#### Source data
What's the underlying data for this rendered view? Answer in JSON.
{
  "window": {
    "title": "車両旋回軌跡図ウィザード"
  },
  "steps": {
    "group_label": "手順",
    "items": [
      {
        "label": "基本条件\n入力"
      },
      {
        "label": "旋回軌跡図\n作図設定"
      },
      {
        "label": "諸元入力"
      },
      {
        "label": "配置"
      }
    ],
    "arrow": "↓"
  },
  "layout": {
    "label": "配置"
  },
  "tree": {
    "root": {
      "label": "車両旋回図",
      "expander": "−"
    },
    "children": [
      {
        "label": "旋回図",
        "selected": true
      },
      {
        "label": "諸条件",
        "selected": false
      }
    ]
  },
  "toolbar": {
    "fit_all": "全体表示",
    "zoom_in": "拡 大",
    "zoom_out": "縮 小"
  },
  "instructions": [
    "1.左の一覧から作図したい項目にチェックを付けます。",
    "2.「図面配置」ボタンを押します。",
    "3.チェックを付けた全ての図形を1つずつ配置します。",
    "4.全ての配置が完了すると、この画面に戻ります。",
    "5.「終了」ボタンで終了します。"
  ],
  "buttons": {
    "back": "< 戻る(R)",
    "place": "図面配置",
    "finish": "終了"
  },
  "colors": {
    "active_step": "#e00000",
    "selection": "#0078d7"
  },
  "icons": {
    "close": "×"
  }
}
########
#### Source data
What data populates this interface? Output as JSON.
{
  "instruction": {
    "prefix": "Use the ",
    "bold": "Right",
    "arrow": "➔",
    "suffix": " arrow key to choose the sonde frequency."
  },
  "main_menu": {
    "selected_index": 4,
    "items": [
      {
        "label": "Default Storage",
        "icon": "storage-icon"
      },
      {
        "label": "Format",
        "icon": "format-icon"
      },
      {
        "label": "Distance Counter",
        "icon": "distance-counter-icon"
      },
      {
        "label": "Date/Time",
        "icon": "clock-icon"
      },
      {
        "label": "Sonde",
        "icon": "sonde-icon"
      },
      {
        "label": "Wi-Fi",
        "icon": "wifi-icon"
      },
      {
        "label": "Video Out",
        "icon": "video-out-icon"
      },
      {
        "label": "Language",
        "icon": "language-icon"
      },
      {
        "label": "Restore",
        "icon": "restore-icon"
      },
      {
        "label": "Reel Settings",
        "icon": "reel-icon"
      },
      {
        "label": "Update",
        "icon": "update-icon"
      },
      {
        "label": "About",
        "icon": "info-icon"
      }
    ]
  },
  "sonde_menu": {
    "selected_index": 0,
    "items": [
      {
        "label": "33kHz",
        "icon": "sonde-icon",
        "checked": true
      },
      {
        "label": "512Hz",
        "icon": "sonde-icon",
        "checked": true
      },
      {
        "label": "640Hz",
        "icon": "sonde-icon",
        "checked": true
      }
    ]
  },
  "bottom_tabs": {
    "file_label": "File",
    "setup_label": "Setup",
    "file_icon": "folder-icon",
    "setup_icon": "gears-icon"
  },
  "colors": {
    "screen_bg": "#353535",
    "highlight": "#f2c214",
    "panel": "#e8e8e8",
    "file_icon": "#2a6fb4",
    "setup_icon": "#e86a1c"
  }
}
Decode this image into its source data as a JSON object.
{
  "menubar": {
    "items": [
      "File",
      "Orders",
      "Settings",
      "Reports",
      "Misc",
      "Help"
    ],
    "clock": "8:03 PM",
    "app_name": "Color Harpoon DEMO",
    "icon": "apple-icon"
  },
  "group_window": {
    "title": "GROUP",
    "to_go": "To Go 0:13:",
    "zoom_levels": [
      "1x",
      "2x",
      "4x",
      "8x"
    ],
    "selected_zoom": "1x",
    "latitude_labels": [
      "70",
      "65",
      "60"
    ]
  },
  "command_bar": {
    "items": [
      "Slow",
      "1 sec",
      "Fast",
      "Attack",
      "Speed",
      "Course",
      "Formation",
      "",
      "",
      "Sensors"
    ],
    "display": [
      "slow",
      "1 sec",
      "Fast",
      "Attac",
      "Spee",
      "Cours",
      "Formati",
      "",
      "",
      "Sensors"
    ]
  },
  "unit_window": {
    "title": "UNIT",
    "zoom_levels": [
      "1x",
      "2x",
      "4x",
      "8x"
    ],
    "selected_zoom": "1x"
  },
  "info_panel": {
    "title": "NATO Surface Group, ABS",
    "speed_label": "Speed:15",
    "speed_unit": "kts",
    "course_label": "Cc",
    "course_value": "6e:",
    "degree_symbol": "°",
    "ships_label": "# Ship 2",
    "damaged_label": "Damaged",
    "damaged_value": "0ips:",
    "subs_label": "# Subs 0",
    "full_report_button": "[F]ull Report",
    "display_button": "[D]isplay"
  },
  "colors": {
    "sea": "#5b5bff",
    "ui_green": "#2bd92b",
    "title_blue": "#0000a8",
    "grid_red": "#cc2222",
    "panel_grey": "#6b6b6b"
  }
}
########
### Directions for this task:
Scan the entries above and work out how many lines include the word "JSON"; the reply is that number alone.

### Complete response:
3